*GOAL OF THE EXERCISE*
Transcribe all of the records word for word, but omit the pictures.

*INFORMATION PROVIDED*
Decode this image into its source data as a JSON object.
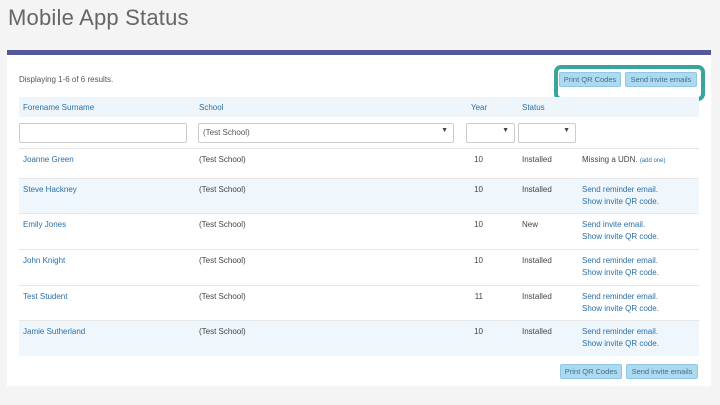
{
  "page": {
    "title": "Mobile App Status"
  },
  "panel": {
    "summary": "Displaying 1-6 of 6 results.",
    "print_qr_label": "Print QR Codes",
    "send_invite_label": "Send invite emails"
  },
  "table": {
    "headers": {
      "name": "Forename Surname",
      "school": "School",
      "year": "Year",
      "status": "Status"
    },
    "filters": {
      "school_value": "(Test School)",
      "year_value": "",
      "status_value": ""
    },
    "rows": [
      {
        "name": "Joanne Green",
        "school": "(Test School)",
        "year": "10",
        "status": "Installed",
        "action1": "Missing a UDN.",
        "action1_extra": "(add one)",
        "action2": ""
      },
      {
        "name": "Steve Hackney",
        "school": "(Test School)",
        "year": "10",
        "status": "Installed",
        "action1": "Send reminder email.",
        "action1_extra": "",
        "action2": "Show invite QR code."
      },
      {
        "name": "Emily Jones",
        "school": "(Test School)",
        "year": "10",
        "status": "New",
        "action1": "Send invite email.",
        "action1_extra": "",
        "action2": "Show invite QR code."
      },
      {
        "name": "John Knight",
        "school": "(Test School)",
        "year": "10",
        "status": "Installed",
        "action1": "Send reminder email.",
        "action1_extra": "",
        "action2": "Show invite QR code."
      },
      {
        "name": "Test Student",
        "school": "(Test School)",
        "year": "11",
        "status": "Installed",
        "action1": "Send reminder email.",
        "action1_extra": "",
        "action2": "Show invite QR code."
      },
      {
        "name": "Jamie Sutherland",
        "school": "(Test School)",
        "year": "10",
        "status": "Installed",
        "action1": "Send reminder email.",
        "action1_extra": "",
        "action2": "Show invite QR code."
      }
    ]
  },
  "colors": {
    "accent_bar": "#55589a",
    "highlight": "#3aa59d",
    "button_bg": "#aedaf0",
    "link": "#2a6fa8"
  },
  "icons": {
    "dropdown": "chevron-down-icon"
  }
}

*TASK ANSWER*
Decode this image into its source data as a JSON object.
{
  "page": {
    "title": "Mobile App Status"
  },
  "panel": {
    "summary": "Displaying 1-6 of 6 results.",
    "print_qr_label": "Print QR Codes",
    "send_invite_label": "Send invite emails"
  },
  "table": {
    "headers": {
      "name": "Forename Surname",
      "school": "School",
      "year": "Year",
      "status": "Status"
    },
    "filters": {
      "school_value": "(Test School)",
      "year_value": "",
      "status_value": ""
    },
    "rows": [
      {
        "name": "Joanne Green",
        "school": "(Test School)",
        "year": "10",
        "status": "Installed",
        "action1": "Missing a UDN.",
        "action1_extra": "(add one)",
        "action2": ""
      },
      {
        "name": "Steve Hackney",
        "school": "(Test School)",
        "year": "10",
        "status": "Installed",
        "action1": "Send reminder email.",
        "action1_extra": "",
        "action2": "Show invite QR code."
      },
      {
        "name": "Emily Jones",
        "school": "(Test School)",
        "year": "10",
        "status": "New",
        "action1": "Send invite email.",
        "action1_extra": "",
        "action2": "Show invite QR code."
      },
      {
        "name": "John Knight",
        "school": "(Test School)",
        "year": "10",
        "status": "Installed",
        "action1": "Send reminder email.",
        "action1_extra": "",
        "action2": "Show invite QR code."
      },
      {
        "name": "Test Student",
        "school": "(Test School)",
        "year": "11",
        "status": "Installed",
        "action1": "Send reminder email.",
        "action1_extra": "",
        "action2": "Show invite QR code."
      },
      {
        "name": "Jamie Sutherland",
        "school": "(Test School)",
        "year": "10",
        "status": "Installed",
        "action1": "Send reminder email.",
        "action1_extra": "",
        "action2": "Show invite QR code."
      }
    ]
  },
  "colors": {
    "accent_bar": "#55589a",
    "highlight": "#3aa59d",
    "button_bg": "#aedaf0",
    "link": "#2a6fa8"
  },
  "icons": {
    "dropdown": "chevron-down-icon"
  }
}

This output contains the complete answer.